* Instruction
Pick out all lines of the entries that include the word "this" and copy them.
^^^^^^^^^^^^^^^^
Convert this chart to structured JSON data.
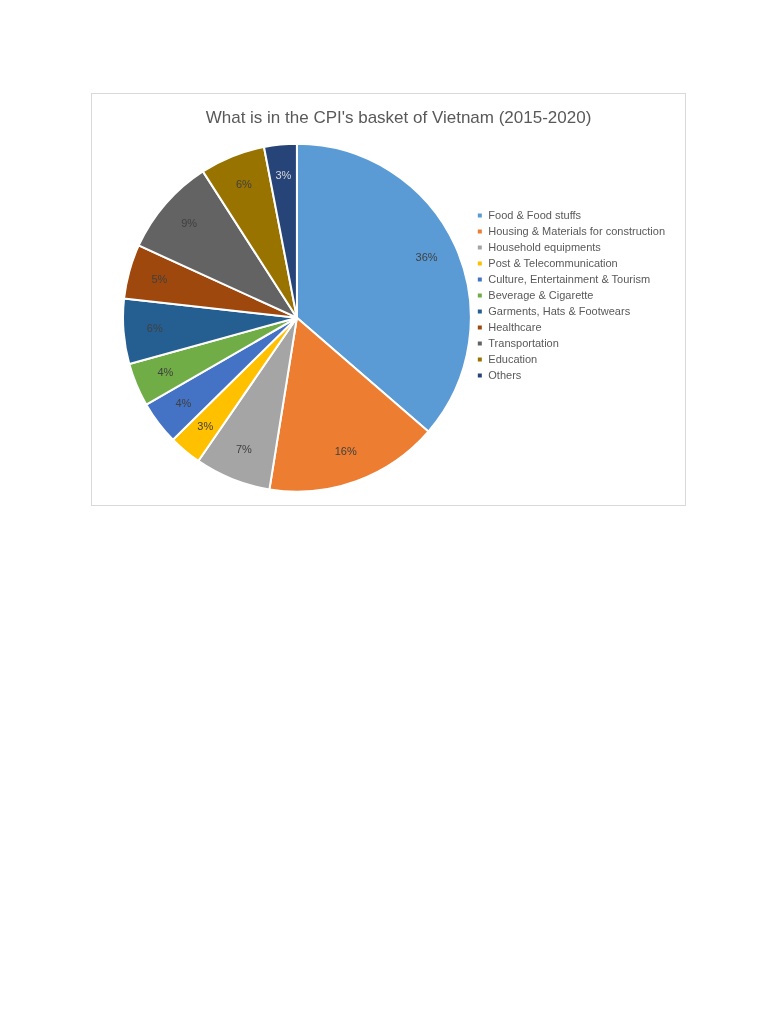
{
  "chart_data": {
    "type": "pie",
    "title": "What is in the CPI's basket of Vietnam (2015-2020)",
    "categories": [
      "Food & Food stuffs",
      "Housing & Materials for construction",
      "Household equipments",
      "Post & Telecommunication",
      "Culture, Entertainment & Tourism",
      "Beverage & Cigarette",
      "Garments, Hats & Footwears",
      "Healthcare",
      "Transportation",
      "Education",
      "Others"
    ],
    "values": [
      36,
      16,
      7,
      3,
      4,
      4,
      6,
      5,
      9,
      6,
      3
    ],
    "colors": [
      "#5b9bd5",
      "#ed7d31",
      "#a5a5a5",
      "#ffc000",
      "#4472c4",
      "#70ad47",
      "#255e91",
      "#9e480e",
      "#636363",
      "#997300",
      "#264478"
    ],
    "value_labels": [
      "36%",
      "16%",
      "7%",
      "3%",
      "4%",
      "4%",
      "6%",
      "5%",
      "9%",
      "6%",
      "3%"
    ],
    "legend": "right"
  }
}
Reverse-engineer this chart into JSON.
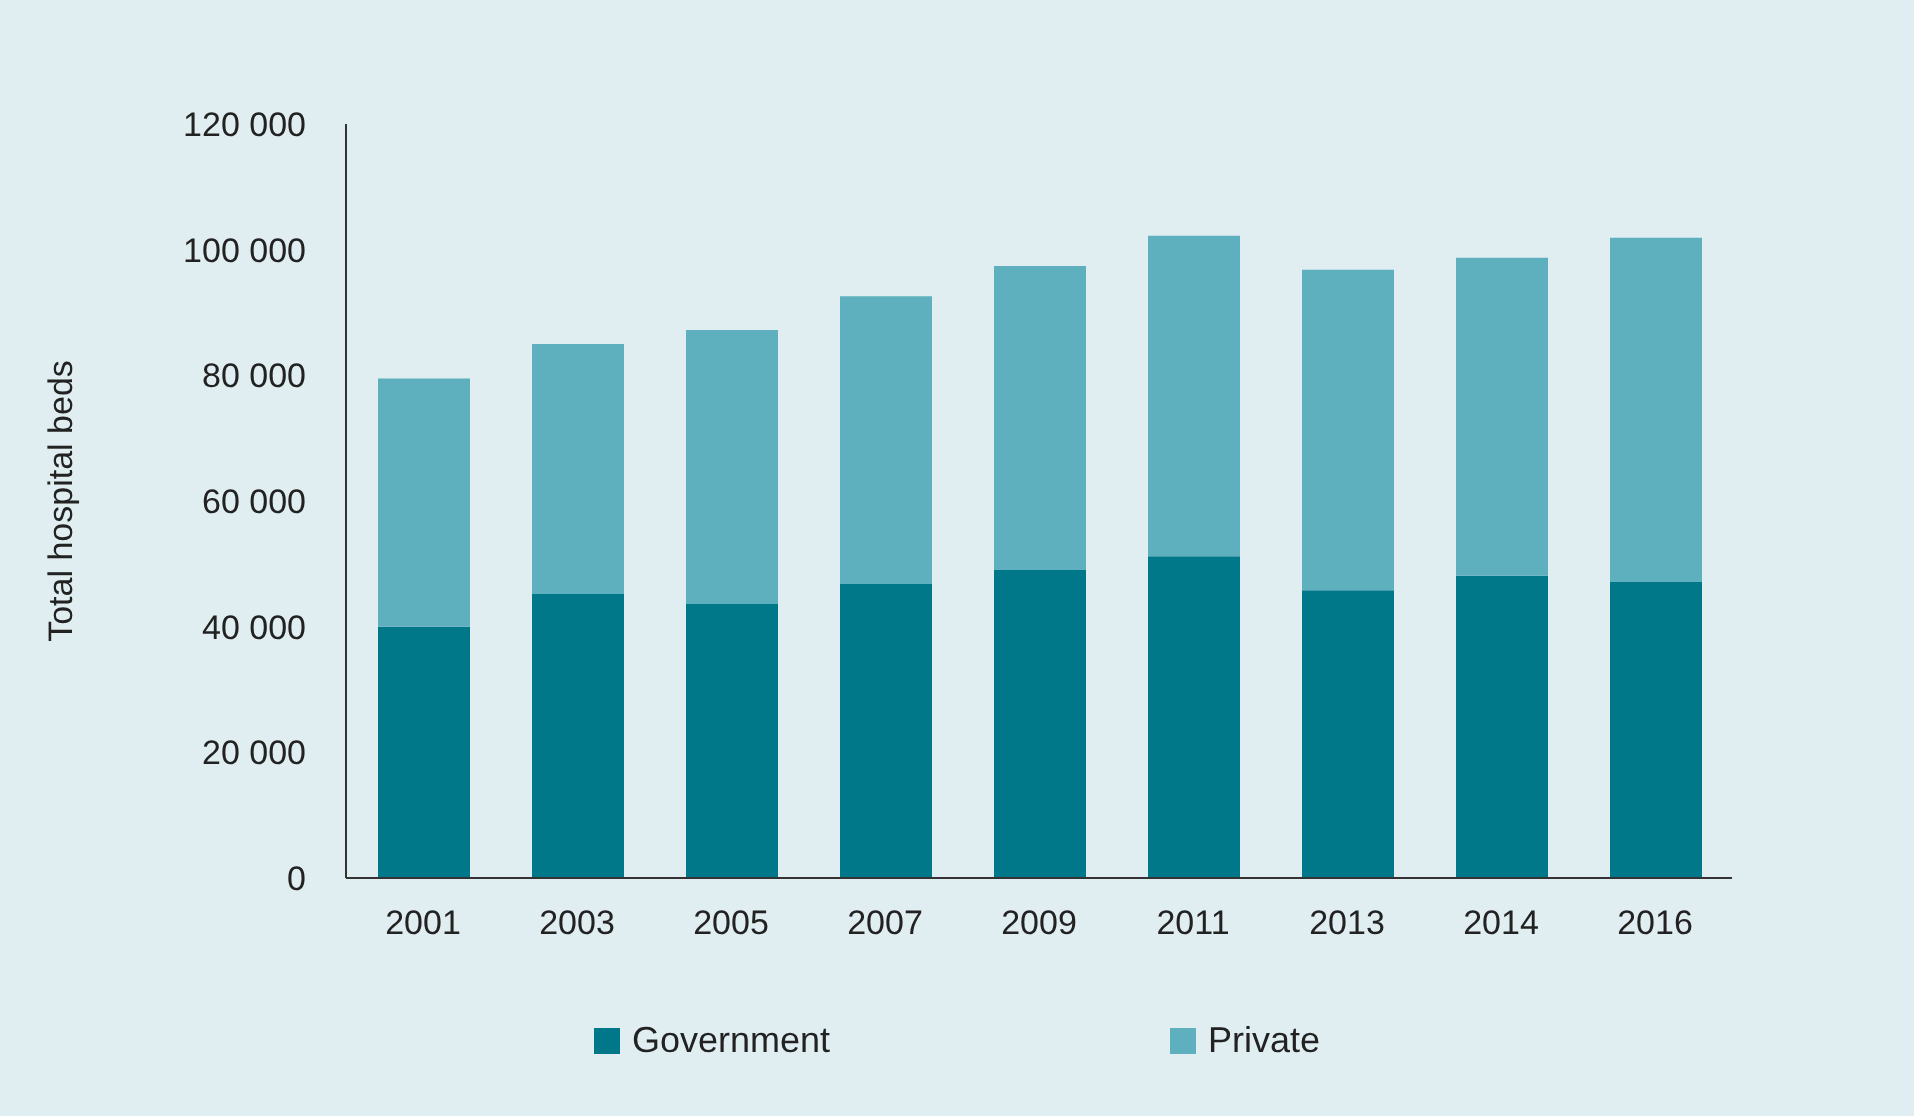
{
  "chart_data": {
    "type": "bar",
    "stacked": true,
    "ylabel": "Total hospital beds",
    "categories": [
      "2001",
      "2003",
      "2005",
      "2007",
      "2009",
      "2011",
      "2013",
      "2014",
      "2016"
    ],
    "series": [
      {
        "name": "Government",
        "color": "#00788a",
        "values": [
          40000,
          45200,
          43600,
          46800,
          49000,
          51200,
          45800,
          48100,
          47100
        ]
      },
      {
        "name": "Private",
        "color": "#5fb0be",
        "values": [
          39500,
          39800,
          43600,
          45800,
          48400,
          51000,
          51000,
          50600,
          54800
        ]
      }
    ],
    "ylim": [
      0,
      120000
    ],
    "yticks": [
      0,
      20000,
      40000,
      60000,
      80000,
      100000,
      120000
    ],
    "grid": false,
    "legend": "bottom"
  }
}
^^^^^^^^^^^^^^^^
* Finished answer
Convert this chart to structured JSON data.
Reverse-engineer this chart into JSON.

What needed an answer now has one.